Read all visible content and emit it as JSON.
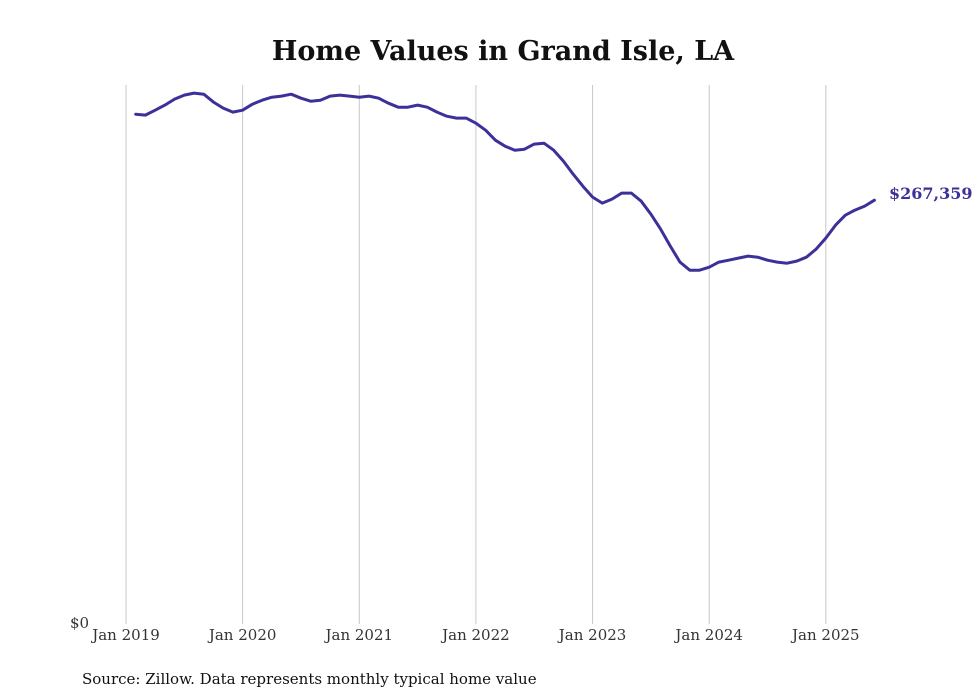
{
  "chart_data": {
    "type": "line",
    "title": "Home Values in Grand Isle, LA",
    "xlabel": "",
    "ylabel": "",
    "source": "Source: Zillow. Data represents monthly typical home value",
    "y_tick_labels": [
      "$0"
    ],
    "x_tick_labels": [
      "Jan 2019",
      "Jan 2020",
      "Jan 2021",
      "Jan 2022",
      "Jan 2023",
      "Jan 2024",
      "Jan 2025"
    ],
    "ylim": [
      0,
      340000
    ],
    "grid": "vertical at each January",
    "start": "Feb 2019",
    "end": "Jun 2025",
    "series": [
      {
        "name": "Typical home value",
        "color": "#3b3199",
        "end_label": "$267,359",
        "values": [
          321600,
          321000,
          324100,
          327300,
          331100,
          333600,
          334900,
          334200,
          329200,
          325400,
          322900,
          324100,
          327900,
          330400,
          332300,
          333000,
          334200,
          331700,
          329800,
          330400,
          333000,
          333600,
          333000,
          332300,
          333000,
          331700,
          328500,
          326000,
          326000,
          327300,
          326000,
          322900,
          320300,
          319100,
          319100,
          315900,
          311500,
          305200,
          301400,
          298900,
          299500,
          302700,
          303300,
          298900,
          292000,
          283800,
          276200,
          269300,
          265500,
          268000,
          271800,
          271800,
          266700,
          258500,
          249100,
          238400,
          228300,
          223200,
          223200,
          225100,
          228300,
          229500,
          230800,
          232100,
          231400,
          229500,
          228300,
          227600,
          228900,
          231400,
          236500,
          243400,
          251600,
          257900,
          261100,
          263600,
          267359
        ]
      }
    ]
  }
}
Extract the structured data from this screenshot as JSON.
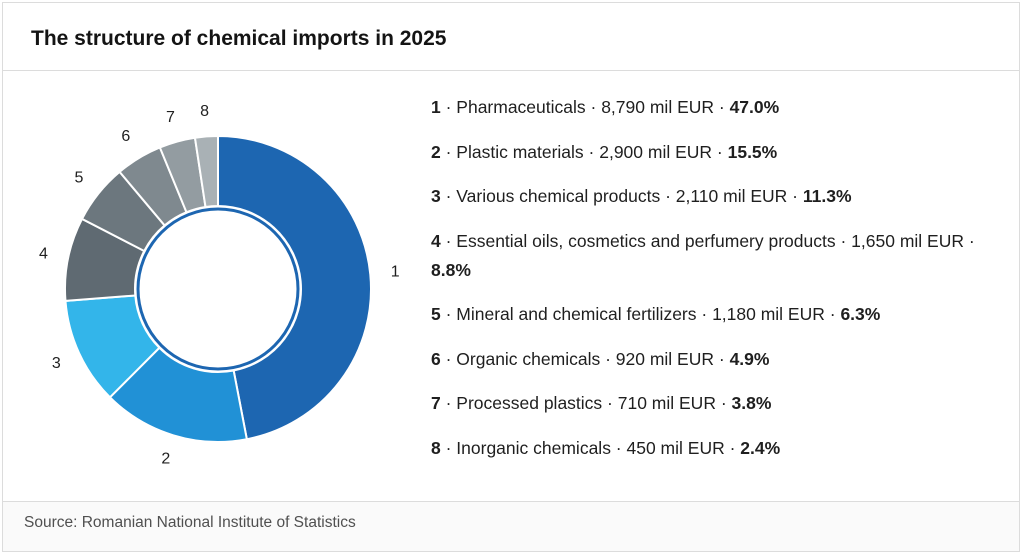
{
  "title": "The structure of chemical imports in 2025",
  "source": "Source: Romanian National Institute of Statistics",
  "separator": "·",
  "chart_data": {
    "type": "pie",
    "variant": "donut",
    "title": "The structure of chemical imports in 2025",
    "unit": "mil EUR",
    "labels": [
      "1",
      "2",
      "3",
      "4",
      "5",
      "6",
      "7",
      "8"
    ],
    "categories": [
      "Pharmaceuticals",
      "Plastic materials",
      "Various chemical products",
      "Essential oils, cosmetics and perfumery products",
      "Mineral and chemical fertilizers",
      "Organic chemicals",
      "Processed plastics",
      "Inorganic chemicals"
    ],
    "values": [
      8790,
      2900,
      2110,
      1650,
      1180,
      920,
      710,
      450
    ],
    "value_labels": [
      "8,790",
      "2,900",
      "2,110",
      "1,650",
      "1,180",
      "920",
      "710",
      "450"
    ],
    "percentages": [
      "47.0%",
      "15.5%",
      "11.3%",
      "8.8%",
      "6.3%",
      "4.9%",
      "3.8%",
      "2.4%"
    ],
    "colors": [
      "#1d66b1",
      "#2191d6",
      "#33b5ea",
      "#5f6a72",
      "#6c777e",
      "#7f898f",
      "#939ca1",
      "#a9b1b5"
    ],
    "legend_position": "right"
  }
}
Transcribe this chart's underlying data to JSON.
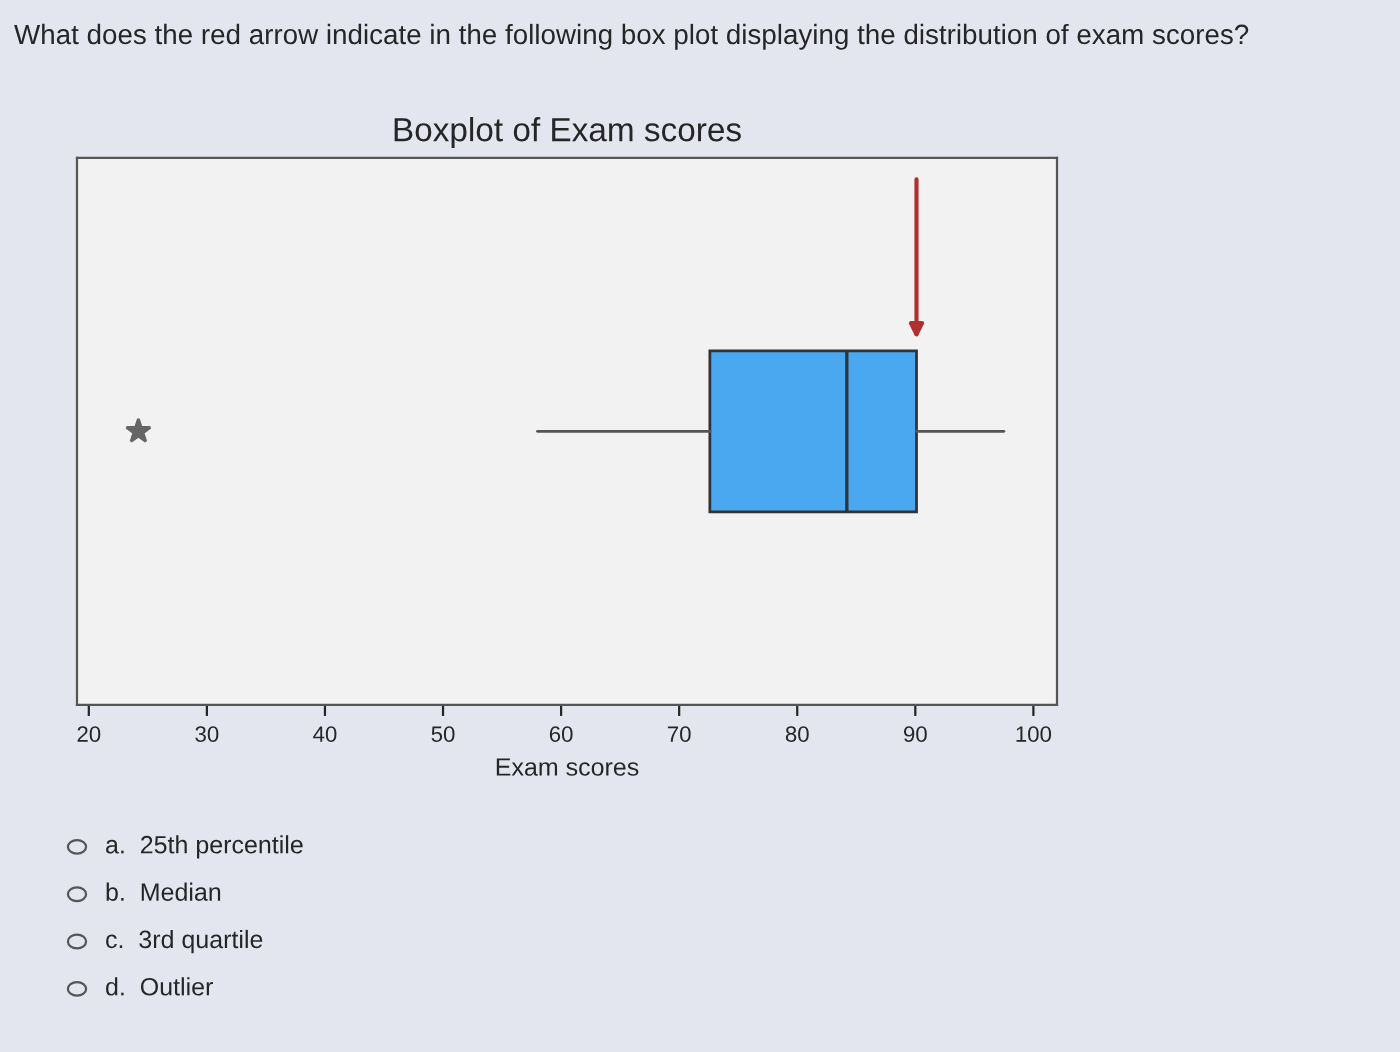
{
  "chart_data": {
    "type": "box",
    "orientation": "horizontal",
    "title": "Boxplot of Exam scores",
    "xlabel": "Exam scores",
    "categories": [
      null
    ],
    "boxes": [
      {
        "low": 58,
        "q1": 72.6,
        "median": 84.2,
        "q3": 90.1,
        "high": 97.5,
        "outliers": [
          24.2
        ]
      }
    ],
    "color": "#4aa8f0",
    "xlim": [
      19,
      102
    ],
    "xticks": [
      20,
      30,
      40,
      50,
      60,
      70,
      80,
      90,
      100
    ],
    "annotations": [
      "What does the red arrow indicate in the following box plot displaying the distribution of exam scores?",
      "a.  25th percentile",
      "b.  Median",
      "c.  3rd quartile",
      "d.  Outlier"
    ]
  }
}
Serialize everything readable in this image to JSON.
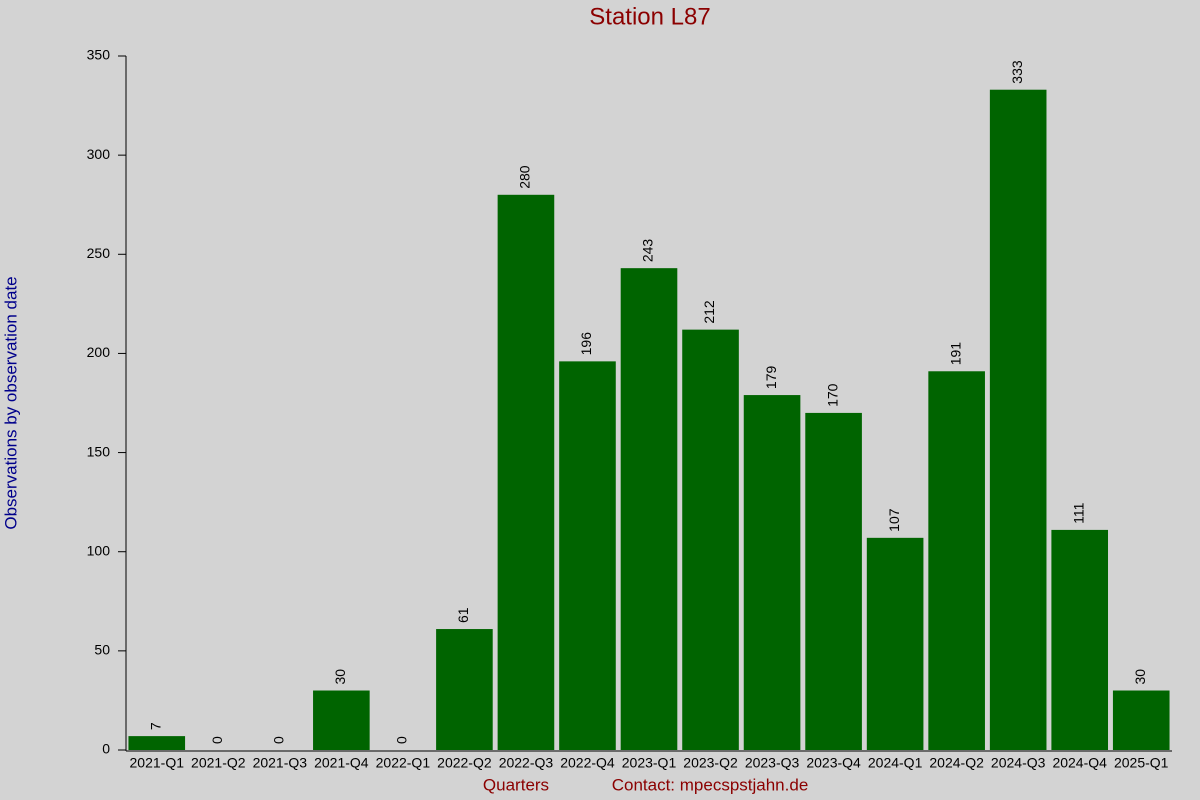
{
  "chart_data": {
    "type": "bar",
    "title": "Station L87",
    "x_label": "Quarters",
    "y_label": "Observations by observation date",
    "annotation": "Contact: mpecspstjahn.de",
    "categories": [
      "2021-Q1",
      "2021-Q2",
      "2021-Q3",
      "2021-Q4",
      "2022-Q1",
      "2022-Q2",
      "2022-Q3",
      "2022-Q4",
      "2023-Q1",
      "2023-Q2",
      "2023-Q3",
      "2023-Q4",
      "2024-Q1",
      "2024-Q2",
      "2024-Q3",
      "2024-Q4",
      "2025-Q1"
    ],
    "values": [
      7,
      0,
      0,
      30,
      0,
      61,
      280,
      196,
      243,
      212,
      179,
      170,
      107,
      191,
      333,
      111,
      30
    ],
    "color": "#006400",
    "ylim": [
      0,
      350
    ],
    "yticks": [
      0,
      50,
      100,
      150,
      200,
      250,
      300,
      350
    ],
    "grid": false
  }
}
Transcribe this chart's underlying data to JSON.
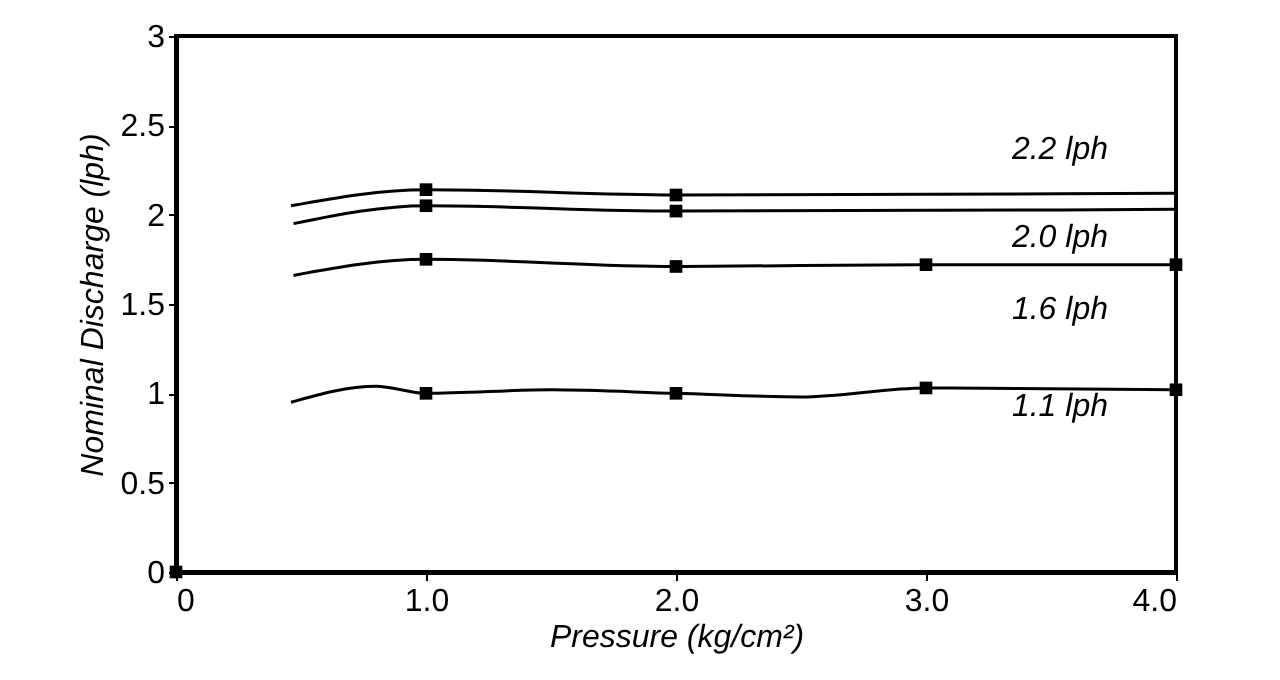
━━━━━━
▸ What is needed: Leave out the pictures and restate everything else word for word.

▸ Solution for this problem:
Read all visible content and emit it as JSON.
{
  "chart_data": {
    "type": "line",
    "title": "Home Values in Grand Isle, LA",
    "xlabel": "",
    "ylabel": "",
    "source": "Source: Zillow. Data represents monthly typical home value",
    "y_tick_labels": [
      "$0"
    ],
    "x_tick_labels": [
      "Jan 2019",
      "Jan 2020",
      "Jan 2021",
      "Jan 2022",
      "Jan 2023",
      "Jan 2024",
      "Jan 2025"
    ],
    "ylim": [
      0,
      340000
    ],
    "grid": "vertical at each January",
    "start": "Feb 2019",
    "end": "Jun 2025",
    "series": [
      {
        "name": "Typical home value",
        "color": "#3b3199",
        "end_label": "$267,359",
        "values": [
          321600,
          321000,
          324100,
          327300,
          331100,
          333600,
          334900,
          334200,
          329200,
          325400,
          322900,
          324100,
          327900,
          330400,
          332300,
          333000,
          334200,
          331700,
          329800,
          330400,
          333000,
          333600,
          333000,
          332300,
          333000,
          331700,
          328500,
          326000,
          326000,
          327300,
          326000,
          322900,
          320300,
          319100,
          319100,
          315900,
          311500,
          305200,
          301400,
          298900,
          299500,
          302700,
          303300,
          298900,
          292000,
          283800,
          276200,
          269300,
          265500,
          268000,
          271800,
          271800,
          266700,
          258500,
          249100,
          238400,
          228300,
          223200,
          223200,
          225100,
          228300,
          229500,
          230800,
          232100,
          231400,
          229500,
          228300,
          227600,
          228900,
          231400,
          236500,
          243400,
          251600,
          257900,
          261100,
          263600,
          267359
        ]
      }
    ]
  }
}
Extract the structured data from this screenshot as JSON.
{
  "title": "The structure of chemical imports in 2025",
  "source": "Source: Romanian National Institute of Statistics",
  "separator": "·",
  "chart_data": {
    "type": "pie",
    "variant": "donut",
    "title": "The structure of chemical imports in 2025",
    "unit": "mil EUR",
    "labels": [
      "1",
      "2",
      "3",
      "4",
      "5",
      "6",
      "7",
      "8"
    ],
    "categories": [
      "Pharmaceuticals",
      "Plastic materials",
      "Various chemical products",
      "Essential oils, cosmetics and perfumery products",
      "Mineral and chemical fertilizers",
      "Organic chemicals",
      "Processed plastics",
      "Inorganic chemicals"
    ],
    "values": [
      8790,
      2900,
      2110,
      1650,
      1180,
      920,
      710,
      450
    ],
    "value_labels": [
      "8,790",
      "2,900",
      "2,110",
      "1,650",
      "1,180",
      "920",
      "710",
      "450"
    ],
    "percentages": [
      "47.0%",
      "15.5%",
      "11.3%",
      "8.8%",
      "6.3%",
      "4.9%",
      "3.8%",
      "2.4%"
    ],
    "colors": [
      "#1d66b1",
      "#2191d6",
      "#33b5ea",
      "#5f6a72",
      "#6c777e",
      "#7f898f",
      "#939ca1",
      "#a9b1b5"
    ],
    "legend_position": "right"
  }
}
Transcribe this chart's underlying data to JSON.
{
  "chart_data": {
    "type": "box",
    "orientation": "horizontal",
    "title": "Boxplot of Exam scores",
    "xlabel": "Exam scores",
    "categories": [
      null
    ],
    "boxes": [
      {
        "low": 58,
        "q1": 72.6,
        "median": 84.2,
        "q3": 90.1,
        "high": 97.5,
        "outliers": [
          24.2
        ]
      }
    ],
    "color": "#4aa8f0",
    "xlim": [
      19,
      102
    ],
    "xticks": [
      20,
      30,
      40,
      50,
      60,
      70,
      80,
      90,
      100
    ],
    "annotations": [
      "What does the red arrow indicate in the following box plot displaying the distribution of exam scores?",
      "a.  25th percentile",
      "b.  Median",
      "c.  3rd quartile",
      "d.  Outlier"
    ]
  }
}
Serialize everything readable in this image to JSON.
{
  "chart_data": {
    "type": "bar",
    "title": "Station L87",
    "x_label": "Quarters",
    "y_label": "Observations by observation date",
    "annotation": "Contact: mpecspstjahn.de",
    "categories": [
      "2021-Q1",
      "2021-Q2",
      "2021-Q3",
      "2021-Q4",
      "2022-Q1",
      "2022-Q2",
      "2022-Q3",
      "2022-Q4",
      "2023-Q1",
      "2023-Q2",
      "2023-Q3",
      "2023-Q4",
      "2024-Q1",
      "2024-Q2",
      "2024-Q3",
      "2024-Q4",
      "2025-Q1"
    ],
    "values": [
      7,
      0,
      0,
      30,
      0,
      61,
      280,
      196,
      243,
      212,
      179,
      170,
      107,
      191,
      333,
      111,
      30
    ],
    "color": "#006400",
    "ylim": [
      0,
      350
    ],
    "yticks": [
      0,
      50,
      100,
      150,
      200,
      250,
      300,
      350
    ],
    "grid": false
  }
}
Transcribe this chart's underlying data to JSON.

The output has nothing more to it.